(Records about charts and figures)
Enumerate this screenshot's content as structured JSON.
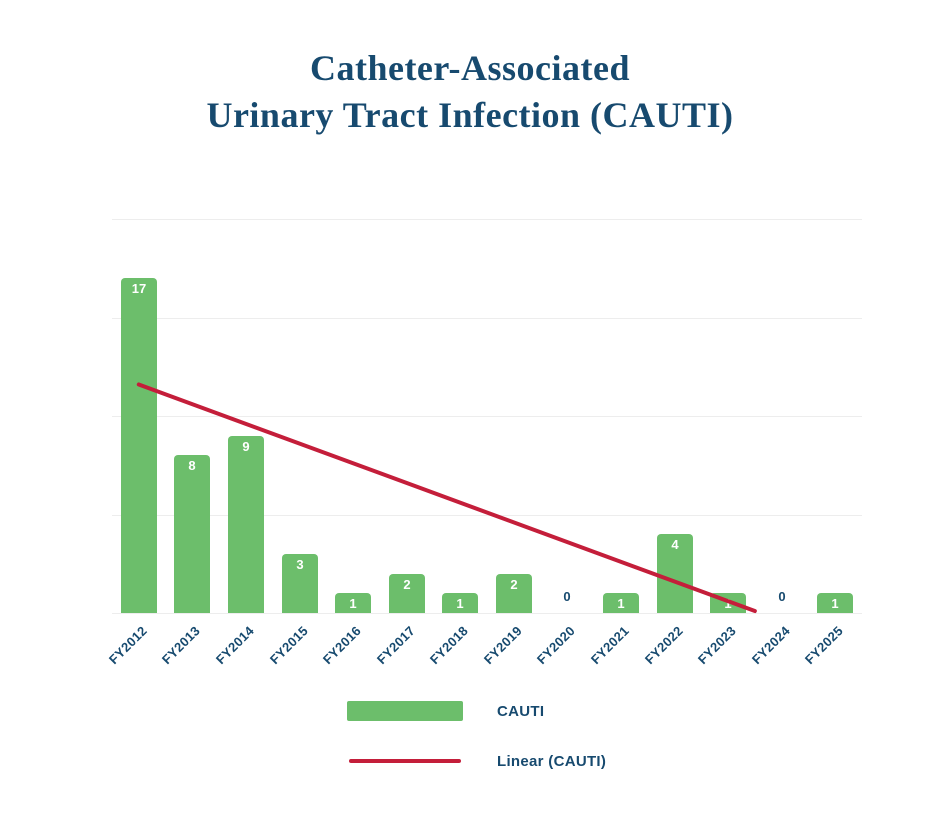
{
  "title": {
    "line1": "Catheter-Associated",
    "line2": "Urinary Tract Infection (CAUTI)"
  },
  "colors": {
    "navy": "#174A6F",
    "green": "#6CBE6B",
    "red": "#C41E3A",
    "gridline": "#EDEDED",
    "bar_value_label": "#FFFFFF"
  },
  "chart_data": {
    "type": "bar",
    "title": "Catheter-Associated Urinary Tract Infection (CAUTI)",
    "categories": [
      "FY2012",
      "FY2013",
      "FY2014",
      "FY2015",
      "FY2016",
      "FY2017",
      "FY2018",
      "FY2019",
      "FY2020",
      "FY2021",
      "FY2022",
      "FY2023",
      "FY2024",
      "FY2025"
    ],
    "values": [
      17,
      8,
      9,
      3,
      1,
      2,
      1,
      2,
      0,
      1,
      4,
      1,
      0,
      1
    ],
    "series_name": "CAUTI",
    "xlabel": "",
    "ylabel": "",
    "ylim": [
      0,
      20
    ],
    "gridline_step": 5,
    "grid": "horizontal gridlines only, no y-axis tick labels",
    "data_labels": "value shown in white at top of each bar; zeros shown in navy above axis",
    "legend_position": "below chart",
    "trend": {
      "label": "Linear (CAUTI)",
      "start_index": 0,
      "start_value": 11.6,
      "end_index": 11.5,
      "end_value": 0.1
    }
  },
  "legend": {
    "items": [
      {
        "label": "CAUTI"
      },
      {
        "label": "Linear (CAUTI)"
      }
    ]
  }
}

_Challenge_
Output all the records, word for word, with no pictures in the copy.

_Output for this exercise_
Enumerate this screenshot's content as structured JSON.
{
  "title": {
    "line1": "Catheter-Associated",
    "line2": "Urinary Tract Infection (CAUTI)"
  },
  "colors": {
    "navy": "#174A6F",
    "green": "#6CBE6B",
    "red": "#C41E3A",
    "gridline": "#EDEDED",
    "bar_value_label": "#FFFFFF"
  },
  "chart_data": {
    "type": "bar",
    "title": "Catheter-Associated Urinary Tract Infection (CAUTI)",
    "categories": [
      "FY2012",
      "FY2013",
      "FY2014",
      "FY2015",
      "FY2016",
      "FY2017",
      "FY2018",
      "FY2019",
      "FY2020",
      "FY2021",
      "FY2022",
      "FY2023",
      "FY2024",
      "FY2025"
    ],
    "values": [
      17,
      8,
      9,
      3,
      1,
      2,
      1,
      2,
      0,
      1,
      4,
      1,
      0,
      1
    ],
    "series_name": "CAUTI",
    "xlabel": "",
    "ylabel": "",
    "ylim": [
      0,
      20
    ],
    "gridline_step": 5,
    "grid": "horizontal gridlines only, no y-axis tick labels",
    "data_labels": "value shown in white at top of each bar; zeros shown in navy above axis",
    "legend_position": "below chart",
    "trend": {
      "label": "Linear (CAUTI)",
      "start_index": 0,
      "start_value": 11.6,
      "end_index": 11.5,
      "end_value": 0.1
    }
  },
  "legend": {
    "items": [
      {
        "label": "CAUTI"
      },
      {
        "label": "Linear (CAUTI)"
      }
    ]
  }
}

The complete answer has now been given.